«Тайная вечеря» или «Отшествие Иуды»? С.С. Степанова

Степанова С.С.


Н.Н. Ге. Тайная вечеря. 1863.
Государственный Русский музей

Картина Николая Ге «Тайная вечеря», представленная на выставке Императорской Академии художеств в 1863 году, вызвала бурю эмоций. 

«Нет, это не тайная вечеря, а открытая вечеринка... Двое поссорились. Один (главное лицо картины) выходит с каким-то дурным намерением или даже угрозой. Другой задумался о происшедшем, в недоумении... Прочие в испуге» (М.П.Погодин). «Главные мотивы избранной задачи поняты у него слабо или неверно. Его Христос не заключил в себе ни одного из тех высоких качеств, под влиянием которых в мире совершился переворот беспримерный, неслыханный: перед нами представлен лишь слабый, бесхарактерный человек, почти растерявшийся в каком-то выдуманном, бог знает откуда взятом споре; перед чем же мог до такой степени упасть духом и уныть Тот, Кто явился для всемирного переворота?» (В.В.Стасов). «Всмотритесь внимательнее: это обыкновенная ссора весьма обыкновенных людей… где же и при чём тут последовавшие восемнадцать веков христианства?... вышла фальшь и предвзятая идея…» (Ф.М.Достоевский). Так откликнулись современники художника на его трактовку традиционного сюжета. Нам сейчас, пожалуй, мало понятен этот взрыв негодования по поводу картины, которая в ряду последующего творчества Ге – с его «Что есть истина?» и «Голгофой» – кажется вполне классической по форме и отнюдь не эпатажной по содержанию.

**ВЫПОЛНИТЕ ЗАДАНИЯ**
a) В каком году, согласно тексту, картина Николая Ге «Тайная вечеря» была представлена на выставке Императорской Академии художеств?
b) Перепишите из текста без изменений фрагмент, который начинается словами «Государственный Русский музей» и заканчивается словами «вызвала бурю эмоций.».
Записи никак не связаны с текстом.

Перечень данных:
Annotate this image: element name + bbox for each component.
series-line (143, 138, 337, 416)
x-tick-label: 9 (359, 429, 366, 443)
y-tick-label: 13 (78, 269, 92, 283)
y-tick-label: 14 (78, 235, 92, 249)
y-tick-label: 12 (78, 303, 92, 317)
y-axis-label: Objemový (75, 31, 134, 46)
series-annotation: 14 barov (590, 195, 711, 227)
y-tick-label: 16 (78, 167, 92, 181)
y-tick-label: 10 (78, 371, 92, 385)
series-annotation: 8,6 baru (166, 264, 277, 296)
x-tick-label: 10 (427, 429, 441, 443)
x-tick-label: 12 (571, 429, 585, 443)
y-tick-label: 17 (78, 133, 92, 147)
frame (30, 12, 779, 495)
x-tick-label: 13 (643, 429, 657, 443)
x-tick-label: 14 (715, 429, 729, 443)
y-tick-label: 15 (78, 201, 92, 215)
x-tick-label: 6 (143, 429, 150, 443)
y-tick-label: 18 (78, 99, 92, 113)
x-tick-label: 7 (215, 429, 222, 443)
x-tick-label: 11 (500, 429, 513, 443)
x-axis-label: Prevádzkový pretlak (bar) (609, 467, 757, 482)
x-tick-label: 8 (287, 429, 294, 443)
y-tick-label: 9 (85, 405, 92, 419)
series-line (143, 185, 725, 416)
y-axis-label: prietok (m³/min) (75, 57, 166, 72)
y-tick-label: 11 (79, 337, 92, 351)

**СПИСОК ОТВЕТОВ**
a) В 1863 году.

b)
Государственный Русский музей

Картина Николая Ге «Тайная вечеря», представленная на выставке Императорской Академии художеств в 1863 году, вызвала бурю эмоций.